## [OBJECTIVE]
Search the material for the string "цикла" and copy each line where it occurs.

-- start PROVIDED ENTRIES --

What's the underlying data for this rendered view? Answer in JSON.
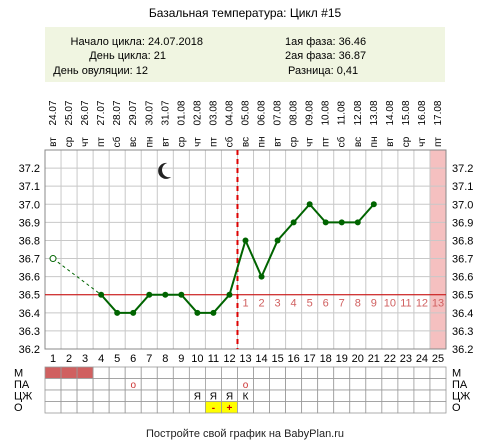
{
  "chart_data": {
    "type": "line",
    "title": "Базальная температура: Цикл #15",
    "info_left": [
      "Начало цикла: 24.07.2018",
      "День цикла: 21",
      "День овуляции: 12"
    ],
    "info_right": [
      "1ая фаза: 36.46",
      "2ая фаза: 36.87",
      "Разница: 0,41"
    ],
    "days": [
      1,
      2,
      3,
      4,
      5,
      6,
      7,
      8,
      9,
      10,
      11,
      12,
      13,
      14,
      15,
      16,
      17,
      18,
      19,
      20,
      21,
      22,
      23,
      24,
      25
    ],
    "weekdays": [
      "вт",
      "ср",
      "чт",
      "пт",
      "сб",
      "вс",
      "пн",
      "вт",
      "ср",
      "чт",
      "пт",
      "сб",
      "вс",
      "пн",
      "вт",
      "ср",
      "чт",
      "пт",
      "сб",
      "вс",
      "пн",
      "вт",
      "ср",
      "чт",
      "пт"
    ],
    "dates": [
      "24.07",
      "25.07",
      "26.07",
      "27.07",
      "28.07",
      "29.07",
      "30.07",
      "31.07",
      "01.08",
      "02.08",
      "03.08",
      "04.08",
      "05.08",
      "06.08",
      "07.08",
      "08.08",
      "09.08",
      "10.08",
      "11.08",
      "12.08",
      "13.08",
      "14.08",
      "15.08",
      "16.08",
      "17.08"
    ],
    "temperatures": [
      36.7,
      null,
      null,
      36.5,
      36.4,
      36.4,
      36.5,
      36.5,
      36.5,
      36.4,
      36.4,
      36.5,
      36.8,
      36.6,
      36.8,
      36.9,
      37.0,
      36.9,
      36.9,
      36.9,
      37.0,
      null,
      null,
      null,
      null
    ],
    "excluded_day": 1,
    "ylim": [
      36.2,
      37.3
    ],
    "yticks": [
      "36.2",
      "36.3",
      "36.4",
      "36.5",
      "36.6",
      "36.7",
      "36.8",
      "36.9",
      "37.0",
      "37.1",
      "37.2"
    ],
    "cover_line": 36.5,
    "ovulation_day": 12,
    "luteal_numbers": [
      "1",
      "2",
      "3",
      "4",
      "5",
      "6",
      "7",
      "8",
      "9",
      "10",
      "11",
      "12",
      "13"
    ],
    "moon_day": 8,
    "highlight_day": 25,
    "rows": [
      {
        "label": "М",
        "cells": {
          "1": "menses",
          "2": "menses",
          "3": "menses"
        }
      },
      {
        "label": "ПА",
        "cells": {
          "6": "о",
          "13": "о"
        }
      },
      {
        "label": "ЦЖ",
        "cells": {
          "10": "Я",
          "11": "Я",
          "12": "Я",
          "13": "К"
        }
      },
      {
        "label": "О",
        "cells": {
          "11": "-",
          "12": "+"
        }
      }
    ],
    "footer": "Постройте свой график на BabyPlan.ru",
    "colors": {
      "background": "#ffffff",
      "info_box": "#f0f5e1",
      "grid": "#c8c8c8",
      "line": "#006400",
      "cover_line": "#cc0000",
      "ovulation_line": "#dd0000",
      "menses": "#d06060",
      "highlight": "#f5c0c0",
      "test_box": "#ffff00",
      "luteal_text": "#d06060",
      "text": "#000000"
    }
  }
}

-- end PROVIDED ENTRIES --

## [WORKED ANSWER]
      "Начало цикла: 24.07.2018",
      "День цикла: 21",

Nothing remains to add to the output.